(Dataset rows about figures)
** START **

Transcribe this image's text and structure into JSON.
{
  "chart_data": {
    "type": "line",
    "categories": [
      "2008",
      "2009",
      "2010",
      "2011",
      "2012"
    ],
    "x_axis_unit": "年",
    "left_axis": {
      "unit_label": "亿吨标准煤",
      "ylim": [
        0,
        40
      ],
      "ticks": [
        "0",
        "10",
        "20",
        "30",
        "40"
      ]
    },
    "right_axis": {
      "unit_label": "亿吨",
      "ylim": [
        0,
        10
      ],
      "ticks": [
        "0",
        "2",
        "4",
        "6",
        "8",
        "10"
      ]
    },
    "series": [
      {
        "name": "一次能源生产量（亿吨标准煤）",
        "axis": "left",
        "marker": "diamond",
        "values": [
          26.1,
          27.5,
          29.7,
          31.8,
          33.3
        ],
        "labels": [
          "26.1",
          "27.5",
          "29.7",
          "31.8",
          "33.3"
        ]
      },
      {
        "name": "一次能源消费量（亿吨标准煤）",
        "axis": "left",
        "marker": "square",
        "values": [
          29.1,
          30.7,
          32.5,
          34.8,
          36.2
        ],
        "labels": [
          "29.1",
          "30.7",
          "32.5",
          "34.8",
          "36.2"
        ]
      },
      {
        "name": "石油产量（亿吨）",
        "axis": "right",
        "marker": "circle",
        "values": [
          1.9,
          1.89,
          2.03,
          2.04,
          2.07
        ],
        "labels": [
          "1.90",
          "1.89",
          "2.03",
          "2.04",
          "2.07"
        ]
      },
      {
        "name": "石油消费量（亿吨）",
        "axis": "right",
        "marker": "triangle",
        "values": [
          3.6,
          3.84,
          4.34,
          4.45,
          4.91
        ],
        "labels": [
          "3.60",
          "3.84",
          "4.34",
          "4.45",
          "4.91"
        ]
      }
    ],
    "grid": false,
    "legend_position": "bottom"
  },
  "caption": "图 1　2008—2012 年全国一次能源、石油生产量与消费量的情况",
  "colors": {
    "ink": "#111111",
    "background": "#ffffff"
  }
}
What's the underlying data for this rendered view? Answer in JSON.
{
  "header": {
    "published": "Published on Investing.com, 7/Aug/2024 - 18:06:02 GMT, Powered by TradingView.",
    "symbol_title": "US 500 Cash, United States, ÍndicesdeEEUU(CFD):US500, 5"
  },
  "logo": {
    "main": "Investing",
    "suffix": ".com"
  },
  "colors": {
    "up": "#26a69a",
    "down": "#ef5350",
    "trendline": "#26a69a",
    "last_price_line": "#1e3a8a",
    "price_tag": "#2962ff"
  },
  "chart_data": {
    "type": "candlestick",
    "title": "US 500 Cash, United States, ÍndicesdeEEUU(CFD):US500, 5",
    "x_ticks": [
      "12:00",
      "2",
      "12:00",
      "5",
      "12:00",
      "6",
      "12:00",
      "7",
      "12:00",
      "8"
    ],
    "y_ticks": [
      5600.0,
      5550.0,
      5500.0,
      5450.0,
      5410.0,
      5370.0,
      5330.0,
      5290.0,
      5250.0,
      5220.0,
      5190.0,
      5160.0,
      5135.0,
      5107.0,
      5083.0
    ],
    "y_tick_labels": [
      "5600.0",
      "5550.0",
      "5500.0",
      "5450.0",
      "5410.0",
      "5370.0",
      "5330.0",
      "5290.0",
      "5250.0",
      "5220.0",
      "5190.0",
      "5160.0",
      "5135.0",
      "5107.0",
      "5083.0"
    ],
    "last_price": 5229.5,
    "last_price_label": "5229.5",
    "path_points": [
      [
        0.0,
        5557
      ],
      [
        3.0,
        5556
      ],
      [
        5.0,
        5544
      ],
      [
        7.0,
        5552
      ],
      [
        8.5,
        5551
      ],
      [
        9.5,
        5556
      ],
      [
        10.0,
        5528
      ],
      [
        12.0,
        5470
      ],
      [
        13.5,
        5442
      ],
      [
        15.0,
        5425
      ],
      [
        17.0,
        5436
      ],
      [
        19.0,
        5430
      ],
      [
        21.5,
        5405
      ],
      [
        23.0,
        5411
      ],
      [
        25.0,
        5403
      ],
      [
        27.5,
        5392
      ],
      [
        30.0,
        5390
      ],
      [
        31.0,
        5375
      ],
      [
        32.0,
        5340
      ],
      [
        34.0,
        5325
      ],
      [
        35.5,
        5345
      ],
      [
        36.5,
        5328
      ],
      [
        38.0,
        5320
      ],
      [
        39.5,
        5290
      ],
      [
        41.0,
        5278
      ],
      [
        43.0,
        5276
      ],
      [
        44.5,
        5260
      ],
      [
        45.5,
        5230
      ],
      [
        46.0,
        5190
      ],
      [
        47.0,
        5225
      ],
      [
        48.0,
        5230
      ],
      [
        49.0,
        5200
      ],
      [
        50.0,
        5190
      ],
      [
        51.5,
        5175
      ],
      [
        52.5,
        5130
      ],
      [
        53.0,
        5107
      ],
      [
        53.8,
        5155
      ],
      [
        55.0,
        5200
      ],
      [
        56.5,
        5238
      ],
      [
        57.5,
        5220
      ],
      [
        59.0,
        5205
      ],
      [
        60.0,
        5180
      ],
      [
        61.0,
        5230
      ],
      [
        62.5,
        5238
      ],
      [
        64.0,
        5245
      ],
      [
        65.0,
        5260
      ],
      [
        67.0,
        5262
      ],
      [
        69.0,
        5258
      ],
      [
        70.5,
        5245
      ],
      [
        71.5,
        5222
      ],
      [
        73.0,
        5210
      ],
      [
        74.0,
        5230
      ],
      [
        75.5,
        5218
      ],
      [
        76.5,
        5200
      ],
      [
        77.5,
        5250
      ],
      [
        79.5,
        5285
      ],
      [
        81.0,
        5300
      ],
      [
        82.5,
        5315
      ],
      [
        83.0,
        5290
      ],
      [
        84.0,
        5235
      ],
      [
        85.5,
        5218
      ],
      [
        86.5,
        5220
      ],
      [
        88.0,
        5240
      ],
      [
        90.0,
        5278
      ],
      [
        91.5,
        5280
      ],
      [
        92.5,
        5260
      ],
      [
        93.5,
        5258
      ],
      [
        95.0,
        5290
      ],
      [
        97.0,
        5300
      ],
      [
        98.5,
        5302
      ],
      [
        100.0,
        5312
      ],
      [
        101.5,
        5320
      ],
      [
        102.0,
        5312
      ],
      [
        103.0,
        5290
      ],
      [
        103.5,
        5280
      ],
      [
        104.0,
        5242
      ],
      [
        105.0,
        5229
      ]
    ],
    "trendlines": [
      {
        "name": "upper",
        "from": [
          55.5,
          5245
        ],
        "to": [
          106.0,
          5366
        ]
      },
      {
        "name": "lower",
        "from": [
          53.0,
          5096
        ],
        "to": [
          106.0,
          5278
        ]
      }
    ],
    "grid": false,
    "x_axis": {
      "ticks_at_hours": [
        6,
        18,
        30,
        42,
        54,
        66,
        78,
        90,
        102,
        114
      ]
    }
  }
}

** END **

WORK TO BE COMPLETED:
Repeat every record exactly as written, please.

RESPONSE:
Transcribe this image's text and structure into JSON.
{
  "chart_data": {
    "type": "line",
    "categories": [
      "2008",
      "2009",
      "2010",
      "2011",
      "2012"
    ],
    "x_axis_unit": "年",
    "left_axis": {
      "unit_label": "亿吨标准煤",
      "ylim": [
        0,
        40
      ],
      "ticks": [
        "0",
        "10",
        "20",
        "30",
        "40"
      ]
    },
    "right_axis": {
      "unit_label": "亿吨",
      "ylim": [
        0,
        10
      ],
      "ticks": [
        "0",
        "2",
        "4",
        "6",
        "8",
        "10"
      ]
    },
    "series": [
      {
        "name": "一次能源生产量（亿吨标准煤）",
        "axis": "left",
        "marker": "diamond",
        "values": [
          26.1,
          27.5,
          29.7,
          31.8,
          33.3
        ],
        "labels": [
          "26.1",
          "27.5",
          "29.7",
          "31.8",
          "33.3"
        ]
      },
      {
        "name": "一次能源消费量（亿吨标准煤）",
        "axis": "left",
        "marker": "square",
        "values": [
          29.1,
          30.7,
          32.5,
          34.8,
          36.2
        ],
        "labels": [
          "29.1",
          "30.7",
          "32.5",
          "34.8",
          "36.2"
        ]
      },
      {
        "name": "石油产量（亿吨）",
        "axis": "right",
        "marker": "circle",
        "values": [
          1.9,
          1.89,
          2.03,
          2.04,
          2.07
        ],
        "labels": [
          "1.90",
          "1.89",
          "2.03",
          "2.04",
          "2.07"
        ]
      },
      {
        "name": "石油消费量（亿吨）",
        "axis": "right",
        "marker": "triangle",
        "values": [
          3.6,
          3.84,
          4.34,
          4.45,
          4.91
        ],
        "labels": [
          "3.60",
          "3.84",
          "4.34",
          "4.45",
          "4.91"
        ]
      }
    ],
    "grid": false,
    "legend_position": "bottom"
  },
  "caption": "图 1　2008—2012 年全国一次能源、石油生产量与消费量的情况",
  "colors": {
    "ink": "#111111",
    "background": "#ffffff"
  }
}
What's the underlying data for this rendered view? Answer in JSON.
{
  "header": {
    "published": "Published on Investing.com, 7/Aug/2024 - 18:06:02 GMT, Powered by TradingView.",
    "symbol_title": "US 500 Cash, United States, ÍndicesdeEEUU(CFD):US500, 5"
  },
  "logo": {
    "main": "Investing",
    "suffix": ".com"
  },
  "colors": {
    "up": "#26a69a",
    "down": "#ef5350",
    "trendline": "#26a69a",
    "last_price_line": "#1e3a8a",
    "price_tag": "#2962ff"
  },
  "chart_data": {
    "type": "candlestick",
    "title": "US 500 Cash, United States, ÍndicesdeEEUU(CFD):US500, 5",
    "x_ticks": [
      "12:00",
      "2",
      "12:00",
      "5",
      "12:00",
      "6",
      "12:00",
      "7",
      "12:00",
      "8"
    ],
    "y_ticks": [
      5600.0,
      5550.0,
      5500.0,
      5450.0,
      5410.0,
      5370.0,
      5330.0,
      5290.0,
      5250.0,
      5220.0,
      5190.0,
      5160.0,
      5135.0,
      5107.0,
      5083.0
    ],
    "y_tick_labels": [
      "5600.0",
      "5550.0",
      "5500.0",
      "5450.0",
      "5410.0",
      "5370.0",
      "5330.0",
      "5290.0",
      "5250.0",
      "5220.0",
      "5190.0",
      "5160.0",
      "5135.0",
      "5107.0",
      "5083.0"
    ],
    "last_price": 5229.5,
    "last_price_label": "5229.5",
    "path_points": [
      [
        0.0,
        5557
      ],
      [
        3.0,
        5556
      ],
      [
        5.0,
        5544
      ],
      [
        7.0,
        5552
      ],
      [
        8.5,
        5551
      ],
      [
        9.5,
        5556
      ],
      [
        10.0,
        5528
      ],
      [
        12.0,
        5470
      ],
      [
        13.5,
        5442
      ],
      [
        15.0,
        5425
      ],
      [
        17.0,
        5436
      ],
      [
        19.0,
        5430
      ],
      [
        21.5,
        5405
      ],
      [
        23.0,
        5411
      ],
      [
        25.0,
        5403
      ],
      [
        27.5,
        5392
      ],
      [
        30.0,
        5390
      ],
      [
        31.0,
        5375
      ],
      [
        32.0,
        5340
      ],
      [
        34.0,
        5325
      ],
      [
        35.5,
        5345
      ],
      [
        36.5,
        5328
      ],
      [
        38.0,
        5320
      ],
      [
        39.5,
        5290
      ],
      [
        41.0,
        5278
      ],
      [
        43.0,
        5276
      ],
      [
        44.5,
        5260
      ],
      [
        45.5,
        5230
      ],
      [
        46.0,
        5190
      ],
      [
        47.0,
        5225
      ],
      [
        48.0,
        5230
      ],
      [
        49.0,
        5200
      ],
      [
        50.0,
        5190
      ],
      [
        51.5,
        5175
      ],
      [
        52.5,
        5130
      ],
      [
        53.0,
        5107
      ],
      [
        53.8,
        5155
      ],
      [
        55.0,
        5200
      ],
      [
        56.5,
        5238
      ],
      [
        57.5,
        5220
      ],
      [
        59.0,
        5205
      ],
      [
        60.0,
        5180
      ],
      [
        61.0,
        5230
      ],
      [
        62.5,
        5238
      ],
      [
        64.0,
        5245
      ],
      [
        65.0,
        5260
      ],
      [
        67.0,
        5262
      ],
      [
        69.0,
        5258
      ],
      [
        70.5,
        5245
      ],
      [
        71.5,
        5222
      ],
      [
        73.0,
        5210
      ],
      [
        74.0,
        5230
      ],
      [
        75.5,
        5218
      ],
      [
        76.5,
        5200
      ],
      [
        77.5,
        5250
      ],
      [
        79.5,
        5285
      ],
      [
        81.0,
        5300
      ],
      [
        82.5,
        5315
      ],
      [
        83.0,
        5290
      ],
      [
        84.0,
        5235
      ],
      [
        85.5,
        5218
      ],
      [
        86.5,
        5220
      ],
      [
        88.0,
        5240
      ],
      [
        90.0,
        5278
      ],
      [
        91.5,
        5280
      ],
      [
        92.5,
        5260
      ],
      [
        93.5,
        5258
      ],
      [
        95.0,
        5290
      ],
      [
        97.0,
        5300
      ],
      [
        98.5,
        5302
      ],
      [
        100.0,
        5312
      ],
      [
        101.5,
        5320
      ],
      [
        102.0,
        5312
      ],
      [
        103.0,
        5290
      ],
      [
        103.5,
        5280
      ],
      [
        104.0,
        5242
      ],
      [
        105.0,
        5229
      ]
    ],
    "trendlines": [
      {
        "name": "upper",
        "from": [
          55.5,
          5245
        ],
        "to": [
          106.0,
          5366
        ]
      },
      {
        "name": "lower",
        "from": [
          53.0,
          5096
        ],
        "to": [
          106.0,
          5278
        ]
      }
    ],
    "grid": false,
    "x_axis": {
      "ticks_at_hours": [
        6,
        18,
        30,
        42,
        54,
        66,
        78,
        90,
        102,
        114
      ]
    }
  }
}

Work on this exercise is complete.